>> Begin Material for this task

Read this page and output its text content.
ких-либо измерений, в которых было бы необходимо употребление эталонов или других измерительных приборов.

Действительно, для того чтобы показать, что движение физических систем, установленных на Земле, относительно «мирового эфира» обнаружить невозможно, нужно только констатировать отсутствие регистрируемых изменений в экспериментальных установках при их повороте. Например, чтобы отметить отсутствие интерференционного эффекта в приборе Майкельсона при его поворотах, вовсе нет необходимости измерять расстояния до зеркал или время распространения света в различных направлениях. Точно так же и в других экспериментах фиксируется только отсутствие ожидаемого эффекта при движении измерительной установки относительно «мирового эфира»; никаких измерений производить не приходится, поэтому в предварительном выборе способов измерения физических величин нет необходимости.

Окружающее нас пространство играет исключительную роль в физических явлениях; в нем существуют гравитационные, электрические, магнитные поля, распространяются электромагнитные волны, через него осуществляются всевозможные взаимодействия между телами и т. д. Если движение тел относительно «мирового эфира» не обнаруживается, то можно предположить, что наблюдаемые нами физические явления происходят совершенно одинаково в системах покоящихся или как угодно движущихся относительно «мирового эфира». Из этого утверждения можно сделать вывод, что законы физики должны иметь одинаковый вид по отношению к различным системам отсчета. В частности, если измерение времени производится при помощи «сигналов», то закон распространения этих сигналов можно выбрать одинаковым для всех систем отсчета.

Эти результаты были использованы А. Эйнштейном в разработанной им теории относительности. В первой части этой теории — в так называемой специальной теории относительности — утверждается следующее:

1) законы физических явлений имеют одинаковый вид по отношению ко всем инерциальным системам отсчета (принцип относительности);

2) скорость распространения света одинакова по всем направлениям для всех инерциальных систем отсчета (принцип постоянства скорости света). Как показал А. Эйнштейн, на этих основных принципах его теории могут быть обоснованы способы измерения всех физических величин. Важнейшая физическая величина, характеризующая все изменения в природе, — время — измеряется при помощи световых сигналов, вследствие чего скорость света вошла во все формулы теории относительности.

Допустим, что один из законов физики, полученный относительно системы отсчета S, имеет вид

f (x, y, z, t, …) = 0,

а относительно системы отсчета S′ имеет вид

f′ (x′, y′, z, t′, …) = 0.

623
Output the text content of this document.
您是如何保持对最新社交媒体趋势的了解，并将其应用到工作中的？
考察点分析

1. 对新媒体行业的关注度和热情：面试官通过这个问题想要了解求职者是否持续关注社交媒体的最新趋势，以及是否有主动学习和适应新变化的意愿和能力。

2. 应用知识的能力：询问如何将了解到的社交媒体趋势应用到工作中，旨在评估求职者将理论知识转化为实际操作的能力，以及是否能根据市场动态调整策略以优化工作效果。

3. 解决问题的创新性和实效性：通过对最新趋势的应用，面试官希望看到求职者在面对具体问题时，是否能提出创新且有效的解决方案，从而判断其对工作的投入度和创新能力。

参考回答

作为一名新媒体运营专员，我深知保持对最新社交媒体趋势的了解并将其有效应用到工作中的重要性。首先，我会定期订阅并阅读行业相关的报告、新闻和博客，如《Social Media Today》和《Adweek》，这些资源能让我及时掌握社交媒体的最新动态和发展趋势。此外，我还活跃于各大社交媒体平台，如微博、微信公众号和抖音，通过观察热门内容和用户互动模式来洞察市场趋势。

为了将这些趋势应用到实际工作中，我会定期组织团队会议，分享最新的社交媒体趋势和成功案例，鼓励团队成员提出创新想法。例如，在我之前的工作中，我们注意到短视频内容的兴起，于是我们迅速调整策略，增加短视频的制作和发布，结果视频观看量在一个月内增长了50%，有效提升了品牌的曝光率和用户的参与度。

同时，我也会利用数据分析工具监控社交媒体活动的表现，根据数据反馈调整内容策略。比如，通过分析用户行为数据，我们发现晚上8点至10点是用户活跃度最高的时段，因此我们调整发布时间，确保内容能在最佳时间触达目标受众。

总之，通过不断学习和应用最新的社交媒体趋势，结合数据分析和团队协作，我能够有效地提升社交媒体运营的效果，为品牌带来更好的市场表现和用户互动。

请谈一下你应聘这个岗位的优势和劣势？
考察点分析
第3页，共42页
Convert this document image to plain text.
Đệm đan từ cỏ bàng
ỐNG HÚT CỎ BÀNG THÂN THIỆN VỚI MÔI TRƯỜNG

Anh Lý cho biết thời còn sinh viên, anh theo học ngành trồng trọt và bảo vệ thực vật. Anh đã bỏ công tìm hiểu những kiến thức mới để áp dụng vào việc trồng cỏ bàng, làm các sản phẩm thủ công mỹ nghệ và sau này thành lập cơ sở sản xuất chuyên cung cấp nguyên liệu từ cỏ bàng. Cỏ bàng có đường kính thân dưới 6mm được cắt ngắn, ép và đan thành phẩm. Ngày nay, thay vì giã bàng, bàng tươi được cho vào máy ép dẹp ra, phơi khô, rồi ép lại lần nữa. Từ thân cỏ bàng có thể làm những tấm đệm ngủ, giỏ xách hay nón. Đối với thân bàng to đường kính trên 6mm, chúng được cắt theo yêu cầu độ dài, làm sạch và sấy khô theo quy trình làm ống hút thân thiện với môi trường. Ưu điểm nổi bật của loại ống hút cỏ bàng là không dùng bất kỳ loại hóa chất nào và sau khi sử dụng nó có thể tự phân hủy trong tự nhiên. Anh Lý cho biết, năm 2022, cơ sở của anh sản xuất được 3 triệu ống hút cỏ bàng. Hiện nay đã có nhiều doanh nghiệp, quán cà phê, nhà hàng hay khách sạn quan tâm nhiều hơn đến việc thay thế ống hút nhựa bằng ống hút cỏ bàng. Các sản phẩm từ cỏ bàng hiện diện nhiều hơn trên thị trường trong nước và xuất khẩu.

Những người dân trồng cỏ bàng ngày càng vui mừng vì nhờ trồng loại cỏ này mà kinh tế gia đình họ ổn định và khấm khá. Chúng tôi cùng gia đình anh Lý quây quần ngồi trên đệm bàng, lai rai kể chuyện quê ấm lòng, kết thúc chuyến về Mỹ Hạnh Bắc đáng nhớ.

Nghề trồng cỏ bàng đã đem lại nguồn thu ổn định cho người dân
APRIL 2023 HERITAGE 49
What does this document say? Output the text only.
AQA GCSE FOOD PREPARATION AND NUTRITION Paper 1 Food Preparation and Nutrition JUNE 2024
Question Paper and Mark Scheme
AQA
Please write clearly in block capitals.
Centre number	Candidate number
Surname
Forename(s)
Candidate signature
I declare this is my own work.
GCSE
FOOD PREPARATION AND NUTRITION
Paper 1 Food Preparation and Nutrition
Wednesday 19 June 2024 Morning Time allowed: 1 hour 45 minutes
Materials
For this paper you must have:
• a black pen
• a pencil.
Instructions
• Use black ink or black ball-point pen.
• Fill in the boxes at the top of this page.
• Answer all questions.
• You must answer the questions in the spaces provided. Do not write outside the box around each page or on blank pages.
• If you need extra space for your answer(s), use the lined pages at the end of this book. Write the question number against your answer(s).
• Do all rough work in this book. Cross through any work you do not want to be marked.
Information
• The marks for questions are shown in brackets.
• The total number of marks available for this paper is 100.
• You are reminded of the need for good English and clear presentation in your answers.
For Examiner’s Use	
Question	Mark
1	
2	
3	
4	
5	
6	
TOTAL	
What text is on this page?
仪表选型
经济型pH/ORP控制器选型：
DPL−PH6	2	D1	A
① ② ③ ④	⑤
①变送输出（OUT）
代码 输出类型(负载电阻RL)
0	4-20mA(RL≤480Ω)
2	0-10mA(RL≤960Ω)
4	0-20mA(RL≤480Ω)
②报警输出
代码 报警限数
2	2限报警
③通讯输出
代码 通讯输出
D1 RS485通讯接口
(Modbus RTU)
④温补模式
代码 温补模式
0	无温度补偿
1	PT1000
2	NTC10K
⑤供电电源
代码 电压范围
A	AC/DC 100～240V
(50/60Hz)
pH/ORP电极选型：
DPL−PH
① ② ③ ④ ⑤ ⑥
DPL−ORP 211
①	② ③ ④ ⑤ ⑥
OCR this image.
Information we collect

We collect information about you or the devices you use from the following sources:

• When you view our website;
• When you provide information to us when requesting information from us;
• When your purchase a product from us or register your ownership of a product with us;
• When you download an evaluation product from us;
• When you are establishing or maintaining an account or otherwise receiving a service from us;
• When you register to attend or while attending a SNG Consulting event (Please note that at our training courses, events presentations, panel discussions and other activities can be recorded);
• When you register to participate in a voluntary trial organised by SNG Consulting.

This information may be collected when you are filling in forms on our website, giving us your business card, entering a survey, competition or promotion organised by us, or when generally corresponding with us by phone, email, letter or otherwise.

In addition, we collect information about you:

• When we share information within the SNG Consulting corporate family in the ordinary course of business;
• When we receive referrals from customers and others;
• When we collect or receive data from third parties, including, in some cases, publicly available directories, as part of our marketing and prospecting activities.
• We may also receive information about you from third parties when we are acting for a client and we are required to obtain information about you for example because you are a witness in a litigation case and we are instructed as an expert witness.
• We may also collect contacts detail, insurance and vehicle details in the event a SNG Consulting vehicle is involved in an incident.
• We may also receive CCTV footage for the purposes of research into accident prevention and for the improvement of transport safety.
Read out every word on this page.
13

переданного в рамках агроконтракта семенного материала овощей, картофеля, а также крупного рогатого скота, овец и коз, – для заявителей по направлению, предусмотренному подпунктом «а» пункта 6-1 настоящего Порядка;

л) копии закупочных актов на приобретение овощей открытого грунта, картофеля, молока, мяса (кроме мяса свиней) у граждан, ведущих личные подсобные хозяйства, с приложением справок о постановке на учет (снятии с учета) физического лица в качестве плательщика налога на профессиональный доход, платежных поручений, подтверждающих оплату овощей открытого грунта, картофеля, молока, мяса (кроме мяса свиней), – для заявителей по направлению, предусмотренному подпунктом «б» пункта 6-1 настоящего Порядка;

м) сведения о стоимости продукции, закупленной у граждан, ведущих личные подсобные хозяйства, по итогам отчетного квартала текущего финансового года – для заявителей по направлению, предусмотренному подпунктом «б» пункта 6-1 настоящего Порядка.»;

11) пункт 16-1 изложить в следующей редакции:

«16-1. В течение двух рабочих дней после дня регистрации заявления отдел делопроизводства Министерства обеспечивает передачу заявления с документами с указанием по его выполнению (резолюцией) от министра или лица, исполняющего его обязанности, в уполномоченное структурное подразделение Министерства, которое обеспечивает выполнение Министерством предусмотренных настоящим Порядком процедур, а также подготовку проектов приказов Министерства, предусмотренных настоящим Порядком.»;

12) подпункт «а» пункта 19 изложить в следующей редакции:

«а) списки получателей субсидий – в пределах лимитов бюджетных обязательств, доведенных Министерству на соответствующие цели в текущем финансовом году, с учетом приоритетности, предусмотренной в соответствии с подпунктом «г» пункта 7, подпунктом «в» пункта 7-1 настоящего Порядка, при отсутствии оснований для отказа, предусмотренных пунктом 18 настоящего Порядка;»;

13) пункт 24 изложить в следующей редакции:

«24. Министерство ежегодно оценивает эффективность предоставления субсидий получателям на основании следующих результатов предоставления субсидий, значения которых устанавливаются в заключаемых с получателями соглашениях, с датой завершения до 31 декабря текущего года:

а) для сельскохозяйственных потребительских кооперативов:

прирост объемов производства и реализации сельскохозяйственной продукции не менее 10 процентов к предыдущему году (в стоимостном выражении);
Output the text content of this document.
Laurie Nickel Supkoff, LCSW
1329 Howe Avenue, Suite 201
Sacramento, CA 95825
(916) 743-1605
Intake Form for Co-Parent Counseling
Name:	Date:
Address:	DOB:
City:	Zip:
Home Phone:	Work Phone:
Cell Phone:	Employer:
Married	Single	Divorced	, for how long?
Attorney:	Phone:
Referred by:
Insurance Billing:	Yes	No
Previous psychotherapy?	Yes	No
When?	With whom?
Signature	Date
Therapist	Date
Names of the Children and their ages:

>> End Material for this task

### What you are asked to do:
Each line holding "подсобные" must be found and copied.

### Answer to this exercise:
л) копии закупочных актов на приобретение овощей открытого грунта, картофеля, молока, мяса (кроме мяса свиней) у граждан, ведущих личные подсобные хозяйства, с приложением справок о постановке на учет (снятии с учета) физического лица в качестве плательщика налога на профессиональный доход, платежных поручений, подтверждающих оплату овощей открытого грунта, картофеля, молока, мяса (кроме мяса свиней), – для заявителей по направлению, предусмотренному подпунктом «б» пункта 6-1 настоящего Порядка;
м) сведения о стоимости продукции, закупленной у граждан, ведущих личные подсобные хозяйства, по итогам отчетного квартала текущего финансового года – для заявителей по направлению, предусмотренному подпунктом «б» пункта 6-1 настоящего Порядка.»;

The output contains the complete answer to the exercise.